Saved data entries
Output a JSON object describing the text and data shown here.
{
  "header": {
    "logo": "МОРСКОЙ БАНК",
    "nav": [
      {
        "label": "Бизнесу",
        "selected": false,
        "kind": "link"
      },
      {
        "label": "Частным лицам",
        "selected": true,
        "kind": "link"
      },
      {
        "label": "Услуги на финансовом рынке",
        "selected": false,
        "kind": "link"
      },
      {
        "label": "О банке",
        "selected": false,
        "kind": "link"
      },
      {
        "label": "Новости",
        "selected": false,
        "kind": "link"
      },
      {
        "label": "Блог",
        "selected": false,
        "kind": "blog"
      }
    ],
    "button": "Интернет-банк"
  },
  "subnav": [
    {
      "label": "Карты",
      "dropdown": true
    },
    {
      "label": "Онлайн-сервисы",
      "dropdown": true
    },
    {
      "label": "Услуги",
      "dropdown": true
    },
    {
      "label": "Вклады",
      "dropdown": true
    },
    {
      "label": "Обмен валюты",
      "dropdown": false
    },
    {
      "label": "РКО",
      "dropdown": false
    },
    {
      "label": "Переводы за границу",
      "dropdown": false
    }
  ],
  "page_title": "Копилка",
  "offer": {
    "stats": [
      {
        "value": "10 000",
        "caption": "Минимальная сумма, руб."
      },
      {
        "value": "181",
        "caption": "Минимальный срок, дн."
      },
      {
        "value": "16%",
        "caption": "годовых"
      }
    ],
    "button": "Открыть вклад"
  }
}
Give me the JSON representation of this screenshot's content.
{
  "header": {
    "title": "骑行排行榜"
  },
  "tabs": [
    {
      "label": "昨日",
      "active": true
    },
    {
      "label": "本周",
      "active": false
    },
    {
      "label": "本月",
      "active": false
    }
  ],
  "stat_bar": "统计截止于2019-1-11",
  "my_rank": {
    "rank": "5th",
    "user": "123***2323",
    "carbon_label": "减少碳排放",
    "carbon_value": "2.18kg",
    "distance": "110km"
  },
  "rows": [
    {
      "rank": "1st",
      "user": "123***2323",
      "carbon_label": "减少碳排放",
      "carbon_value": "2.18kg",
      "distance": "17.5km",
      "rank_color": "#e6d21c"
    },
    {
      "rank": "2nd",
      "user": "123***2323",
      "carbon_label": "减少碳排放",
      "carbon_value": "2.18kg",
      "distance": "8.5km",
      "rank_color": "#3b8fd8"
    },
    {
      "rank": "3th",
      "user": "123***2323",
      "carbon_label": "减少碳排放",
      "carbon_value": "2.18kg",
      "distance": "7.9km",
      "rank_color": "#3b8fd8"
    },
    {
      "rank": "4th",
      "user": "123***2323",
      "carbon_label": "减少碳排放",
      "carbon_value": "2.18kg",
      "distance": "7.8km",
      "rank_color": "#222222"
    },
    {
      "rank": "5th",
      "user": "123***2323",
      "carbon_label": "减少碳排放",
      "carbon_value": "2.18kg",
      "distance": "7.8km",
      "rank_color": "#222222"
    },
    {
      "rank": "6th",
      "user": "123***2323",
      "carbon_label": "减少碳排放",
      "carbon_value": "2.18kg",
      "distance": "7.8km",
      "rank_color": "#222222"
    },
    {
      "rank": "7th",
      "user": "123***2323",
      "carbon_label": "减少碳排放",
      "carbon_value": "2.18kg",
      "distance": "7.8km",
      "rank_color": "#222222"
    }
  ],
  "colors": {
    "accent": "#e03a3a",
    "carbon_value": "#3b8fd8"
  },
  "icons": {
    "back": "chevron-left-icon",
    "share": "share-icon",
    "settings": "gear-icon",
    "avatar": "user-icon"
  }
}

The problem = Check all the records above and select each line where the string "button" is found.

Answer in full =
    "button": "Интернет-банк"
    "button": "Открыть вклад"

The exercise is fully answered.